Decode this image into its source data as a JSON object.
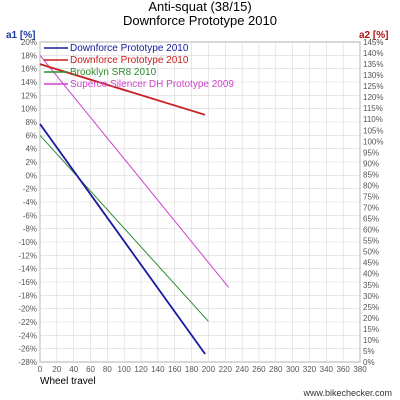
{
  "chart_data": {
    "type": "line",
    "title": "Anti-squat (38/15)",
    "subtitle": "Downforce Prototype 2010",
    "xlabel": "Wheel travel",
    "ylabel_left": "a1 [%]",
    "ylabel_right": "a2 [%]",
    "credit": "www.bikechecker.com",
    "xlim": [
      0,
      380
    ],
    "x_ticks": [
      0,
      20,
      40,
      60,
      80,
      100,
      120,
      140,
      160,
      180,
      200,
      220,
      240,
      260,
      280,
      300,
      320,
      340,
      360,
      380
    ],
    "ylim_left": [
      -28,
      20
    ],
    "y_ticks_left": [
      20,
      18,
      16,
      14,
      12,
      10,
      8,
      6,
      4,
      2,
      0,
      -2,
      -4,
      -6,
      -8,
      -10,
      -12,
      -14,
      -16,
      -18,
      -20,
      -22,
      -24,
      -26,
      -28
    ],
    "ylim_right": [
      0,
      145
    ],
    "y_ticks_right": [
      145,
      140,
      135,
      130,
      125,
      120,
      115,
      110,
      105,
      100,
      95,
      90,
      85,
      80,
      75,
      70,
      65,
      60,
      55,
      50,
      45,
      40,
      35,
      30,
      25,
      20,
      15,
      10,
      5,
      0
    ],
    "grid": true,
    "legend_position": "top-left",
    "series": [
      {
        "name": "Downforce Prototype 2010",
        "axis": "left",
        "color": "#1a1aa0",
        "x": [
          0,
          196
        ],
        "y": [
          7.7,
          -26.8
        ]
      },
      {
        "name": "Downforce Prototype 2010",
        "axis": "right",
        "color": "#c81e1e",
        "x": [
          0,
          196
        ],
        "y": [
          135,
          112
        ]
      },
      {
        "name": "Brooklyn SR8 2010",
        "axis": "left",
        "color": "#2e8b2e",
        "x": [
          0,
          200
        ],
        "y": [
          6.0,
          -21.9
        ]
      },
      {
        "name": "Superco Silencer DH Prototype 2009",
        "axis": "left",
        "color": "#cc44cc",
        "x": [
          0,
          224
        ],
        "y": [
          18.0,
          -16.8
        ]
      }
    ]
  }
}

▸ YOUR GOAL
Write out every record above exactly as it stands, but leave out the pictures.

▸ SOLUTION TO THE PROBLEM
Decode this image into its source data as a JSON object.
{
  "chart_data": {
    "type": "line",
    "title": "Anti-squat (38/15)",
    "subtitle": "Downforce Prototype 2010",
    "xlabel": "Wheel travel",
    "ylabel_left": "a1 [%]",
    "ylabel_right": "a2 [%]",
    "credit": "www.bikechecker.com",
    "xlim": [
      0,
      380
    ],
    "x_ticks": [
      0,
      20,
      40,
      60,
      80,
      100,
      120,
      140,
      160,
      180,
      200,
      220,
      240,
      260,
      280,
      300,
      320,
      340,
      360,
      380
    ],
    "ylim_left": [
      -28,
      20
    ],
    "y_ticks_left": [
      20,
      18,
      16,
      14,
      12,
      10,
      8,
      6,
      4,
      2,
      0,
      -2,
      -4,
      -6,
      -8,
      -10,
      -12,
      -14,
      -16,
      -18,
      -20,
      -22,
      -24,
      -26,
      -28
    ],
    "ylim_right": [
      0,
      145
    ],
    "y_ticks_right": [
      145,
      140,
      135,
      130,
      125,
      120,
      115,
      110,
      105,
      100,
      95,
      90,
      85,
      80,
      75,
      70,
      65,
      60,
      55,
      50,
      45,
      40,
      35,
      30,
      25,
      20,
      15,
      10,
      5,
      0
    ],
    "grid": true,
    "legend_position": "top-left",
    "series": [
      {
        "name": "Downforce Prototype 2010",
        "axis": "left",
        "color": "#1a1aa0",
        "x": [
          0,
          196
        ],
        "y": [
          7.7,
          -26.8
        ]
      },
      {
        "name": "Downforce Prototype 2010",
        "axis": "right",
        "color": "#c81e1e",
        "x": [
          0,
          196
        ],
        "y": [
          135,
          112
        ]
      },
      {
        "name": "Brooklyn SR8 2010",
        "axis": "left",
        "color": "#2e8b2e",
        "x": [
          0,
          200
        ],
        "y": [
          6.0,
          -21.9
        ]
      },
      {
        "name": "Superco Silencer DH Prototype 2009",
        "axis": "left",
        "color": "#cc44cc",
        "x": [
          0,
          224
        ],
        "y": [
          18.0,
          -16.8
        ]
      }
    ]
  }
}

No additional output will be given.